# Data excerpts:
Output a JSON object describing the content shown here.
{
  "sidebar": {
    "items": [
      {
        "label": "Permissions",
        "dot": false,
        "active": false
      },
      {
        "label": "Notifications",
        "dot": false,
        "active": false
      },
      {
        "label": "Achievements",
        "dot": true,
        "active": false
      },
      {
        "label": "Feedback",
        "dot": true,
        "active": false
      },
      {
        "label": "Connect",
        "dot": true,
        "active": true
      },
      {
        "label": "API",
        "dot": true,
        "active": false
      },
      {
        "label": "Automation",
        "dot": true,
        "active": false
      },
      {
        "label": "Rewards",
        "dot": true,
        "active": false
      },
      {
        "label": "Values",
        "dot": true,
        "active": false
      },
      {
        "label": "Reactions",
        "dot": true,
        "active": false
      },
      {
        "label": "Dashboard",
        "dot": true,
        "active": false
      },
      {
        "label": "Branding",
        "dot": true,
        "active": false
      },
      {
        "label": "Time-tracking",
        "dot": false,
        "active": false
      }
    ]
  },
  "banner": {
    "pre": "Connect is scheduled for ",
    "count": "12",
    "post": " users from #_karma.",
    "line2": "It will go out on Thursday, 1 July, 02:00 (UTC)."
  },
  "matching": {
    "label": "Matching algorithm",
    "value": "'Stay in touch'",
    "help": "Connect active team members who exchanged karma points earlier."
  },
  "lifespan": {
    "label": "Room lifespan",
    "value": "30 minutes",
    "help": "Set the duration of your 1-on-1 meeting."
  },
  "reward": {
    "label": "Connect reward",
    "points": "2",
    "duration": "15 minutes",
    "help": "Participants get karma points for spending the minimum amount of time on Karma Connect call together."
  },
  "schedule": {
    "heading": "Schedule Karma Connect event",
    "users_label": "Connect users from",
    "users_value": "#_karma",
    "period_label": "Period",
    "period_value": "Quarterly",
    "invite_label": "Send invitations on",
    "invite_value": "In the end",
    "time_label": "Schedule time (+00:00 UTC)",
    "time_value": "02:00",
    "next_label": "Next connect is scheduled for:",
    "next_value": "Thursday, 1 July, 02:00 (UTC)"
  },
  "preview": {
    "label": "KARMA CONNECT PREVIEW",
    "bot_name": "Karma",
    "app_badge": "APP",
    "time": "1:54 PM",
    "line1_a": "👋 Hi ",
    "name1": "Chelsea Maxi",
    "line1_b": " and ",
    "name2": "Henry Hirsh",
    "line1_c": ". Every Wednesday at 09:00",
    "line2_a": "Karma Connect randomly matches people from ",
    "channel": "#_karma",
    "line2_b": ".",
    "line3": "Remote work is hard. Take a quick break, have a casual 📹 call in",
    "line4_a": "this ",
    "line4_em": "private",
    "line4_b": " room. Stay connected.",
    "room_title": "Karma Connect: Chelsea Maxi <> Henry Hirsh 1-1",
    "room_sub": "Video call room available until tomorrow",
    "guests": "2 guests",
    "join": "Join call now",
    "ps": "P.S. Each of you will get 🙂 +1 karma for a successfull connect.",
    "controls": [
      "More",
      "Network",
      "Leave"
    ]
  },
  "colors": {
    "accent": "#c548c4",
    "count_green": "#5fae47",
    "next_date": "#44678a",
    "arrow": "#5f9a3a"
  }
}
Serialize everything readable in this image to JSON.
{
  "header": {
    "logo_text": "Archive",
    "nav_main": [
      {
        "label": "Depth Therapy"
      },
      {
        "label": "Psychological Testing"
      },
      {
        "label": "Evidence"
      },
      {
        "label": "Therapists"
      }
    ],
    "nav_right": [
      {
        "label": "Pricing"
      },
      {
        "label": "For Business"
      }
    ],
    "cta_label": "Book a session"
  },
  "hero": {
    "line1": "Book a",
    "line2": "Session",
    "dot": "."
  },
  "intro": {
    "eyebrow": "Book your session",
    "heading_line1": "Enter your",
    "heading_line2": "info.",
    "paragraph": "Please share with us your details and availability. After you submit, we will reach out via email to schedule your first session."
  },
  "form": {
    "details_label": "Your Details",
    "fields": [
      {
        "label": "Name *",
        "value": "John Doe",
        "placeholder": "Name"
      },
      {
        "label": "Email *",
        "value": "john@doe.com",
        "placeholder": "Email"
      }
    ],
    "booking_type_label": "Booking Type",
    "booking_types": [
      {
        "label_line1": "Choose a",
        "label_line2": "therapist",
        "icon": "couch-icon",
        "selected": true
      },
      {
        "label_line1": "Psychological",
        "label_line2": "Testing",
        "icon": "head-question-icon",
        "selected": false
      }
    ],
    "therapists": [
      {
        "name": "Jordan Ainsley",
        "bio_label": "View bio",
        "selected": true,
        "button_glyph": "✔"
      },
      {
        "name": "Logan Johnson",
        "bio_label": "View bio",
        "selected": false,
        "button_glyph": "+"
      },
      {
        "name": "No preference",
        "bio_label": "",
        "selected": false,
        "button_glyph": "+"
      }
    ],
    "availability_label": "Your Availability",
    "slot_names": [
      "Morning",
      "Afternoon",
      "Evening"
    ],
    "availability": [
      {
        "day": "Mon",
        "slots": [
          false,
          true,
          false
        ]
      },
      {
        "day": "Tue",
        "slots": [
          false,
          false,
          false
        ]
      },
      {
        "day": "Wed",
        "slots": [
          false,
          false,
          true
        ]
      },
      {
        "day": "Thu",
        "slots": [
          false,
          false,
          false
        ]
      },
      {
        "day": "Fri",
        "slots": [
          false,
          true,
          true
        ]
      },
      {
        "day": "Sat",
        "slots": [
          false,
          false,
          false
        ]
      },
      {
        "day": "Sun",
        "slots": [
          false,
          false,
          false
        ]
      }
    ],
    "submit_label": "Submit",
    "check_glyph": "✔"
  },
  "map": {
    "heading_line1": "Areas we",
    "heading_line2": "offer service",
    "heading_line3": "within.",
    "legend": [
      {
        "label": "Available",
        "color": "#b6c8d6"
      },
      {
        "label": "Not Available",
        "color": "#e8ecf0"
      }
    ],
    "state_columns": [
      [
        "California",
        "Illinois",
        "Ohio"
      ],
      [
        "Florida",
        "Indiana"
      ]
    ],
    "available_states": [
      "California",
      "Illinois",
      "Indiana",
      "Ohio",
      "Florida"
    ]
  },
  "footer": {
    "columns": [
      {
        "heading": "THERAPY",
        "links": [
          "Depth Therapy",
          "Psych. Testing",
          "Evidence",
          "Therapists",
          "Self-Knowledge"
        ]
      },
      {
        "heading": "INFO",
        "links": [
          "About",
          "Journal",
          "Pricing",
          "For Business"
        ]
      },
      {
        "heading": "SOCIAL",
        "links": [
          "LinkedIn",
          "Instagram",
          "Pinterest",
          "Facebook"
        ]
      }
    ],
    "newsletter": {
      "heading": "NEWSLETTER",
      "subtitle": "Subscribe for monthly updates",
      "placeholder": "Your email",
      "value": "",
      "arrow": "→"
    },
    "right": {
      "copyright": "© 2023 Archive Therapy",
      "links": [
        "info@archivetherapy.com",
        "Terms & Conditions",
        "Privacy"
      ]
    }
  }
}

# Exercise instructions:
Pull every line containing the word "help" out of the material and copy it.

# Response to the task:
    "help": "Connect active team members who exchanged karma points earlier."
    "help": "Set the duration of your 1-on-1 meeting."
    "help": "Participants get karma points for spending the minimum amount of time on Karma Connect call together."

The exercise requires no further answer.